— Start TASK MATERIAL —

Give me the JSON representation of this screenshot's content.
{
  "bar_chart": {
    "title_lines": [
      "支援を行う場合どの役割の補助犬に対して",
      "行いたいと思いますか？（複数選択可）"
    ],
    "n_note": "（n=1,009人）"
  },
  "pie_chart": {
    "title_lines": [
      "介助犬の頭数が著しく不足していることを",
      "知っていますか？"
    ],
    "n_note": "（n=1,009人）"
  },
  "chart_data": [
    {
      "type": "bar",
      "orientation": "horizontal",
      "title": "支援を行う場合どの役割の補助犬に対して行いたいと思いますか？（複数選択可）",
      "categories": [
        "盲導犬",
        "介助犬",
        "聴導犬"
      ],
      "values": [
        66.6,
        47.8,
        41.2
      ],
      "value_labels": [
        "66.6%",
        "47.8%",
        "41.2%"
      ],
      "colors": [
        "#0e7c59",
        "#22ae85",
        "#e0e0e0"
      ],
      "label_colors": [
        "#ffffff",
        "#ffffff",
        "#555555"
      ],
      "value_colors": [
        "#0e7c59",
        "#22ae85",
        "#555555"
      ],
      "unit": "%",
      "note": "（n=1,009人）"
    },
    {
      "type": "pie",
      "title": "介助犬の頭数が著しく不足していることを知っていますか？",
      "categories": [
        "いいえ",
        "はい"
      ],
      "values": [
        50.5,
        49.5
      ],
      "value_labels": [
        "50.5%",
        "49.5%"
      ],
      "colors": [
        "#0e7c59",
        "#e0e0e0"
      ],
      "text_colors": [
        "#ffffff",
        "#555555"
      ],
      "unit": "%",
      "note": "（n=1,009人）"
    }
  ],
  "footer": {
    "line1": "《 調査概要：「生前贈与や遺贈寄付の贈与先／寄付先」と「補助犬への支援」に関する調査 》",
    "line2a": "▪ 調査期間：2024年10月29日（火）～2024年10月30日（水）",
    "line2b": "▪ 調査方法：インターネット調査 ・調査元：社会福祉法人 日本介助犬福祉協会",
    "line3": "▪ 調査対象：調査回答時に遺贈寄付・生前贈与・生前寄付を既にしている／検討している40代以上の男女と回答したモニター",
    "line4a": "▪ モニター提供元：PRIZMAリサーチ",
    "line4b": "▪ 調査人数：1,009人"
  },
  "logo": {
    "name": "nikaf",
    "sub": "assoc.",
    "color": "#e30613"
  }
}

— End TASK MATERIAL —

■ WHAT TO WORK ON
Extract the data exactly as given.

■ OUTPUT FOR THIS EXERCISE
Give me the JSON representation of this screenshot's content.
{
  "bar_chart": {
    "title_lines": [
      "支援を行う場合どの役割の補助犬に対して",
      "行いたいと思いますか？（複数選択可）"
    ],
    "n_note": "（n=1,009人）"
  },
  "pie_chart": {
    "title_lines": [
      "介助犬の頭数が著しく不足していることを",
      "知っていますか？"
    ],
    "n_note": "（n=1,009人）"
  },
  "chart_data": [
    {
      "type": "bar",
      "orientation": "horizontal",
      "title": "支援を行う場合どの役割の補助犬に対して行いたいと思いますか？（複数選択可）",
      "categories": [
        "盲導犬",
        "介助犬",
        "聴導犬"
      ],
      "values": [
        66.6,
        47.8,
        41.2
      ],
      "value_labels": [
        "66.6%",
        "47.8%",
        "41.2%"
      ],
      "colors": [
        "#0e7c59",
        "#22ae85",
        "#e0e0e0"
      ],
      "label_colors": [
        "#ffffff",
        "#ffffff",
        "#555555"
      ],
      "value_colors": [
        "#0e7c59",
        "#22ae85",
        "#555555"
      ],
      "unit": "%",
      "note": "（n=1,009人）"
    },
    {
      "type": "pie",
      "title": "介助犬の頭数が著しく不足していることを知っていますか？",
      "categories": [
        "いいえ",
        "はい"
      ],
      "values": [
        50.5,
        49.5
      ],
      "value_labels": [
        "50.5%",
        "49.5%"
      ],
      "colors": [
        "#0e7c59",
        "#e0e0e0"
      ],
      "text_colors": [
        "#ffffff",
        "#555555"
      ],
      "unit": "%",
      "note": "（n=1,009人）"
    }
  ],
  "footer": {
    "line1": "《 調査概要：「生前贈与や遺贈寄付の贈与先／寄付先」と「補助犬への支援」に関する調査 》",
    "line2a": "▪ 調査期間：2024年10月29日（火）～2024年10月30日（水）",
    "line2b": "▪ 調査方法：インターネット調査 ・調査元：社会福祉法人 日本介助犬福祉協会",
    "line3": "▪ 調査対象：調査回答時に遺贈寄付・生前贈与・生前寄付を既にしている／検討している40代以上の男女と回答したモニター",
    "line4a": "▪ モニター提供元：PRIZMAリサーチ",
    "line4b": "▪ 調査人数：1,009人"
  },
  "logo": {
    "name": "nikaf",
    "sub": "assoc.",
    "color": "#e30613"
  }
}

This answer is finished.